**GOAL OF THE EXERCISE**
Please copy the material below, swapping "tree-folder" for "tree-group" everywhere it appears and leaving everything else unchanged.

**SUPPLIED RECORDS**

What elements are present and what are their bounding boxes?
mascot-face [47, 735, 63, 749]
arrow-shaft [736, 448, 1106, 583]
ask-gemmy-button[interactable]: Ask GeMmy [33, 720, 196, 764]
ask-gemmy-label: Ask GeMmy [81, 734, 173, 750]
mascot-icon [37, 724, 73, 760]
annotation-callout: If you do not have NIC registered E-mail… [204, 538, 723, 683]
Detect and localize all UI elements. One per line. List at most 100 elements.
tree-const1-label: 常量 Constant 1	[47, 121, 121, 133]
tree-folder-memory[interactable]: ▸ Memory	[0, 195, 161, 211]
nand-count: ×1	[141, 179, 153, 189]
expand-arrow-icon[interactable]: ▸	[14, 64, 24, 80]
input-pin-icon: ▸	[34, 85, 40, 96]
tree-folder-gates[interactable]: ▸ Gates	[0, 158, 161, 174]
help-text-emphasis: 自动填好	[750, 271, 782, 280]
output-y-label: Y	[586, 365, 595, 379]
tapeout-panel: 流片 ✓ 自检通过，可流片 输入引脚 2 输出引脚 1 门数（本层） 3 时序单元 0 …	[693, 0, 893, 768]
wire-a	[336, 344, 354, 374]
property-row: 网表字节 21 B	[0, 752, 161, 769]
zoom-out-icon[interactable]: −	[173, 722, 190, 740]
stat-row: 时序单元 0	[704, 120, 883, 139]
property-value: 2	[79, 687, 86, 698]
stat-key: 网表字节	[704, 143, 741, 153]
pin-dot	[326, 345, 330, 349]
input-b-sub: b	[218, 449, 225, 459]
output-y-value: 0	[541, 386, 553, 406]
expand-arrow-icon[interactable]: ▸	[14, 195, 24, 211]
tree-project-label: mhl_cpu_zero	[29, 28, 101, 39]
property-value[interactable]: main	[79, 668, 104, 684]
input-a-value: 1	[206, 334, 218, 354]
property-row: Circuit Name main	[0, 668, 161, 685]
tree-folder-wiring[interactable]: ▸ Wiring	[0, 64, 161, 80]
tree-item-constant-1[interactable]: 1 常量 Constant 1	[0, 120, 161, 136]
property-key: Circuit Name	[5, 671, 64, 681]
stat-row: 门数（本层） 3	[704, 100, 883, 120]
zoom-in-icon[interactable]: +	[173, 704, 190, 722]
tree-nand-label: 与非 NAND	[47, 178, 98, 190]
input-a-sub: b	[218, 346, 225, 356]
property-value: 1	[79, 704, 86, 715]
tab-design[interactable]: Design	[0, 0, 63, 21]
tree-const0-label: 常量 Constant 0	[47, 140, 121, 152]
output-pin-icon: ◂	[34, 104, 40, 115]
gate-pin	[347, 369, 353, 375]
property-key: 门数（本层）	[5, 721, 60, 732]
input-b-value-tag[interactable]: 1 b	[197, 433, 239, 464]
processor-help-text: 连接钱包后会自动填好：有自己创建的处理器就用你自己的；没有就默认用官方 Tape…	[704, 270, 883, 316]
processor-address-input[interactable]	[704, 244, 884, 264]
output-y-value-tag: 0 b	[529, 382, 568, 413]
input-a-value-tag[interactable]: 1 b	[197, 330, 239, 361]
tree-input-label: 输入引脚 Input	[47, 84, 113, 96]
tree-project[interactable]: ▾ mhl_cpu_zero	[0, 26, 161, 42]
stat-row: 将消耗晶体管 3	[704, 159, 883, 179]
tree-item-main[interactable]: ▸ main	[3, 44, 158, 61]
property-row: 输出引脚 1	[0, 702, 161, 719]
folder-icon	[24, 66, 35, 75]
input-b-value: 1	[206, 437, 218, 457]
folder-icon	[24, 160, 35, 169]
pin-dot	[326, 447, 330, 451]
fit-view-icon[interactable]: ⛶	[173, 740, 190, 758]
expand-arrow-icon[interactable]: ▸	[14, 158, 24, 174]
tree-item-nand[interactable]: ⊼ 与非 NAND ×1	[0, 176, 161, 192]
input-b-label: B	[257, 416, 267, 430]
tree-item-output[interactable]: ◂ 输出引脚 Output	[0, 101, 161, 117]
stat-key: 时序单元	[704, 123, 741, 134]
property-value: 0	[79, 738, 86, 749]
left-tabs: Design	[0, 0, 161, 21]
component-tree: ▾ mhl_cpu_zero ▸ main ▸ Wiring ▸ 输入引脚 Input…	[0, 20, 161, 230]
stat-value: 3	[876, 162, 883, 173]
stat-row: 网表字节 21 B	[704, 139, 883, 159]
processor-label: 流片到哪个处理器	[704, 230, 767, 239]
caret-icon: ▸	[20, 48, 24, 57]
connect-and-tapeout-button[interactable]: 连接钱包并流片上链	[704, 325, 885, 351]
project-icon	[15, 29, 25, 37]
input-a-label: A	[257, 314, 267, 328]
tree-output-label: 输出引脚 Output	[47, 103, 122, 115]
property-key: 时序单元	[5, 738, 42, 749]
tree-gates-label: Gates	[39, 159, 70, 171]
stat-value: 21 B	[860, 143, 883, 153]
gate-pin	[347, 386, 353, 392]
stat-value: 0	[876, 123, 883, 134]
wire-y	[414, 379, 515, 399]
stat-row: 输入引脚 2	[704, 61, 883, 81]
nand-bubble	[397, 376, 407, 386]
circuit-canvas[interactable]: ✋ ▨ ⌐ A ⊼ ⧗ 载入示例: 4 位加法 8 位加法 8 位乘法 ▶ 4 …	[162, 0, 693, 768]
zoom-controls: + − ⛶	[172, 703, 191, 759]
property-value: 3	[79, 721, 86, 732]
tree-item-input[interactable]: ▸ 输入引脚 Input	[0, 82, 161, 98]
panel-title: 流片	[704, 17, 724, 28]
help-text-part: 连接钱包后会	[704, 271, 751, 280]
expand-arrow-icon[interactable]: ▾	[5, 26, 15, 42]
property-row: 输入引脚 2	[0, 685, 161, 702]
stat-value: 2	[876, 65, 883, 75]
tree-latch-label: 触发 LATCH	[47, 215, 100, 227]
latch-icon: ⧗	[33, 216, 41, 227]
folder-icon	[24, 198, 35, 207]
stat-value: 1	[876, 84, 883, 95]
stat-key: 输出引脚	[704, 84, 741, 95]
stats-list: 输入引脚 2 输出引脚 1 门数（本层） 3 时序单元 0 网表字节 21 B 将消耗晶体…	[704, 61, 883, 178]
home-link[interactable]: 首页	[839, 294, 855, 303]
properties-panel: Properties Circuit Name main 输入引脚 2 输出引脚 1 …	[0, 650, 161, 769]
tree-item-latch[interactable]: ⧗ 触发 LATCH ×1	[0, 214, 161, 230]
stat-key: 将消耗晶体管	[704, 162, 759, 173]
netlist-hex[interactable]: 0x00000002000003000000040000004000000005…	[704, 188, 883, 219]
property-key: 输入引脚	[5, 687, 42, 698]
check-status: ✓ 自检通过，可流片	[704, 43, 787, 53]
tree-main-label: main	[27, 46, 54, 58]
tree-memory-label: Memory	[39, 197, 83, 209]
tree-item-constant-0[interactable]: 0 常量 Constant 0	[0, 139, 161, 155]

**OUTPUT BELOW**
What elements are present and what are their bounding boxes?
mascot-face [47, 735, 63, 749]
arrow-shaft [736, 448, 1106, 583]
ask-gemmy-button[interactable]: Ask GeMmy [33, 720, 196, 764]
ask-gemmy-label: Ask GeMmy [81, 734, 173, 750]
mascot-icon [37, 724, 73, 760]
annotation-callout: If you do not have NIC registered E-mail… [204, 538, 723, 683]
Detect and localize all UI elements. One per line. List at most 100 elements.
tree-const1-label: 常量 Constant 1	[47, 121, 121, 133]
tree-group-memory[interactable]: ▸ Memory	[0, 195, 161, 211]
nand-count: ×1	[141, 179, 153, 189]
expand-arrow-icon[interactable]: ▸	[14, 64, 24, 80]
input-pin-icon: ▸	[34, 85, 40, 96]
tree-group-gates[interactable]: ▸ Gates	[0, 158, 161, 174]
help-text-emphasis: 自动填好	[750, 271, 782, 280]
output-y-label: Y	[586, 365, 595, 379]
tapeout-panel: 流片 ✓ 自检通过，可流片 输入引脚 2 输出引脚 1 门数（本层） 3 时序单元 0 …	[693, 0, 893, 768]
wire-a	[336, 344, 354, 374]
property-row: 网表字节 21 B	[0, 752, 161, 769]
zoom-out-icon[interactable]: −	[173, 722, 190, 740]
stat-row: 时序单元 0	[704, 120, 883, 139]
property-value: 2	[79, 687, 86, 698]
stat-key: 网表字节	[704, 143, 741, 153]
pin-dot	[326, 345, 330, 349]
input-b-sub: b	[218, 449, 225, 459]
output-y-value: 0	[541, 386, 553, 406]
expand-arrow-icon[interactable]: ▸	[14, 195, 24, 211]
tree-project-label: mhl_cpu_zero	[29, 28, 101, 39]
property-value[interactable]: main	[79, 668, 104, 684]
input-a-value: 1	[206, 334, 218, 354]
property-row: Circuit Name main	[0, 668, 161, 685]
tree-group-wiring[interactable]: ▸ Wiring	[0, 64, 161, 80]
tree-item-constant-1[interactable]: 1 常量 Constant 1	[0, 120, 161, 136]
property-key: Circuit Name	[5, 671, 64, 681]
stat-row: 门数（本层） 3	[704, 100, 883, 120]
zoom-in-icon[interactable]: +	[173, 704, 190, 722]
tree-nand-label: 与非 NAND	[47, 178, 98, 190]
input-a-sub: b	[218, 346, 225, 356]
property-value: 1	[79, 704, 86, 715]
tab-design[interactable]: Design	[0, 0, 63, 21]
tree-const0-label: 常量 Constant 0	[47, 140, 121, 152]
output-pin-icon: ◂	[34, 104, 40, 115]
gate-pin	[347, 369, 353, 375]
property-key: 门数（本层）	[5, 721, 60, 732]
input-b-value-tag[interactable]: 1 b	[197, 433, 239, 464]
processor-help-text: 连接钱包后会自动填好：有自己创建的处理器就用你自己的；没有就默认用官方 Tape…	[704, 270, 883, 316]
processor-address-input[interactable]	[704, 244, 884, 264]
output-y-value-tag: 0 b	[529, 382, 568, 413]
input-a-value-tag[interactable]: 1 b	[197, 330, 239, 361]
tree-input-label: 输入引脚 Input	[47, 84, 113, 96]
tree-project[interactable]: ▾ mhl_cpu_zero	[0, 26, 161, 42]
stat-row: 将消耗晶体管 3	[704, 159, 883, 179]
tree-item-main[interactable]: ▸ main	[3, 44, 158, 61]
property-row: 输出引脚 1	[0, 702, 161, 719]
folder-icon	[24, 66, 35, 75]
input-b-value: 1	[206, 437, 218, 457]
folder-icon	[24, 160, 35, 169]
pin-dot	[326, 447, 330, 451]
fit-view-icon[interactable]: ⛶	[173, 740, 190, 758]
expand-arrow-icon[interactable]: ▸	[14, 158, 24, 174]
tree-item-nand[interactable]: ⊼ 与非 NAND ×1	[0, 176, 161, 192]
input-b-label: B	[257, 416, 267, 430]
tree-item-output[interactable]: ◂ 输出引脚 Output	[0, 101, 161, 117]
stat-key: 时序单元	[704, 123, 741, 134]
property-value: 0	[79, 738, 86, 749]
left-tabs: Design	[0, 0, 161, 21]
component-tree: ▾ mhl_cpu_zero ▸ main ▸ Wiring ▸ 输入引脚 Input…	[0, 20, 161, 230]
stat-value: 3	[876, 162, 883, 173]
stat-row: 网表字节 21 B	[704, 139, 883, 159]
processor-label: 流片到哪个处理器	[704, 230, 767, 239]
caret-icon: ▸	[20, 48, 24, 57]
connect-and-tapeout-button[interactable]: 连接钱包并流片上链	[704, 325, 885, 351]
project-icon	[15, 29, 25, 37]
input-a-label: A	[257, 314, 267, 328]
tree-output-label: 输出引脚 Output	[47, 103, 122, 115]
property-key: 时序单元	[5, 738, 42, 749]
tree-gates-label: Gates	[39, 159, 70, 171]
stat-value: 21 B	[860, 143, 883, 153]
gate-pin	[347, 386, 353, 392]
stat-value: 0	[876, 123, 883, 134]
wire-y	[414, 379, 515, 399]
stat-row: 输入引脚 2	[704, 61, 883, 81]
nand-bubble	[397, 376, 407, 386]
circuit-canvas[interactable]: ✋ ▨ ⌐ A ⊼ ⧗ 载入示例: 4 位加法 8 位加法 8 位乘法 ▶ 4 …	[162, 0, 693, 768]
zoom-controls: + − ⛶	[172, 703, 191, 759]
property-value: 3	[79, 721, 86, 732]
tree-item-input[interactable]: ▸ 输入引脚 Input	[0, 82, 161, 98]
panel-title: 流片	[704, 17, 724, 28]
help-text-part: 连接钱包后会	[704, 271, 751, 280]
expand-arrow-icon[interactable]: ▾	[5, 26, 15, 42]
property-row: 输入引脚 2	[0, 685, 161, 702]
stat-value: 2	[876, 65, 883, 75]
tree-latch-label: 触发 LATCH	[47, 215, 100, 227]
latch-icon: ⧗	[33, 216, 41, 227]
folder-icon	[24, 198, 35, 207]
stat-value: 1	[876, 84, 883, 95]
stat-key: 输出引脚	[704, 84, 741, 95]
stats-list: 输入引脚 2 输出引脚 1 门数（本层） 3 时序单元 0 网表字节 21 B 将消耗晶体…	[704, 61, 883, 178]
home-link[interactable]: 首页	[839, 294, 855, 303]
properties-panel: Properties Circuit Name main 输入引脚 2 输出引脚 1 …	[0, 650, 161, 769]
tree-item-latch[interactable]: ⧗ 触发 LATCH ×1	[0, 214, 161, 230]
stat-key: 将消耗晶体管	[704, 162, 759, 173]
netlist-hex[interactable]: 0x00000002000003000000040000004000000005…	[704, 188, 883, 219]
property-key: 输入引脚	[5, 687, 42, 698]
check-status: ✓ 自检通过，可流片	[704, 43, 787, 53]
tree-main-label: main	[27, 46, 54, 58]
tree-memory-label: Memory	[39, 197, 83, 209]
tree-item-constant-0[interactable]: 0 常量 Constant 0	[0, 139, 161, 155]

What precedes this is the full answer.